• _Directions_
Every record that follows should be printed verbatim.

— Start Information shown —

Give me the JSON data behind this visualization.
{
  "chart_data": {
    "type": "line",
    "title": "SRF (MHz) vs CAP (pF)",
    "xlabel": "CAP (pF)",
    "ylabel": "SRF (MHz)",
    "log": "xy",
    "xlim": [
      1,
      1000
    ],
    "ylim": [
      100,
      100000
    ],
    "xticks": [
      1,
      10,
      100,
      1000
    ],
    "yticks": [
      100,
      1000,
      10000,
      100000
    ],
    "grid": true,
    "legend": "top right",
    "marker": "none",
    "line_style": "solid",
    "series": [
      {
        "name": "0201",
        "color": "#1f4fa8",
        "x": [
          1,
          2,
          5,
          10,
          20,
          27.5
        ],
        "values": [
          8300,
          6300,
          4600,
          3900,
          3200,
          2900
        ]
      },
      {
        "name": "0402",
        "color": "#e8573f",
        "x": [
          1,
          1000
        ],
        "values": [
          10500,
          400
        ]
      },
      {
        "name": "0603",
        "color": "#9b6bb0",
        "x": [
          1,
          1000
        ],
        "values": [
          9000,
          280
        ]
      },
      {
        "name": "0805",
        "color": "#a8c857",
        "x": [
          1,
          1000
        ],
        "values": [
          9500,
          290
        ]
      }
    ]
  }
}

— End Information shown —

• _Written solution_
Give me the JSON data behind this visualization.
{
  "chart_data": {
    "type": "line",
    "title": "SRF (MHz) vs CAP (pF)",
    "xlabel": "CAP (pF)",
    "ylabel": "SRF (MHz)",
    "log": "xy",
    "xlim": [
      1,
      1000
    ],
    "ylim": [
      100,
      100000
    ],
    "xticks": [
      1,
      10,
      100,
      1000
    ],
    "yticks": [
      100,
      1000,
      10000,
      100000
    ],
    "grid": true,
    "legend": "top right",
    "marker": "none",
    "line_style": "solid",
    "series": [
      {
        "name": "0201",
        "color": "#1f4fa8",
        "x": [
          1,
          2,
          5,
          10,
          20,
          27.5
        ],
        "values": [
          8300,
          6300,
          4600,
          3900,
          3200,
          2900
        ]
      },
      {
        "name": "0402",
        "color": "#e8573f",
        "x": [
          1,
          1000
        ],
        "values": [
          10500,
          400
        ]
      },
      {
        "name": "0603",
        "color": "#9b6bb0",
        "x": [
          1,
          1000
        ],
        "values": [
          9000,
          280
        ]
      },
      {
        "name": "0805",
        "color": "#a8c857",
        "x": [
          1,
          1000
        ],
        "values": [
          9500,
          290
        ]
      }
    ]
  }
}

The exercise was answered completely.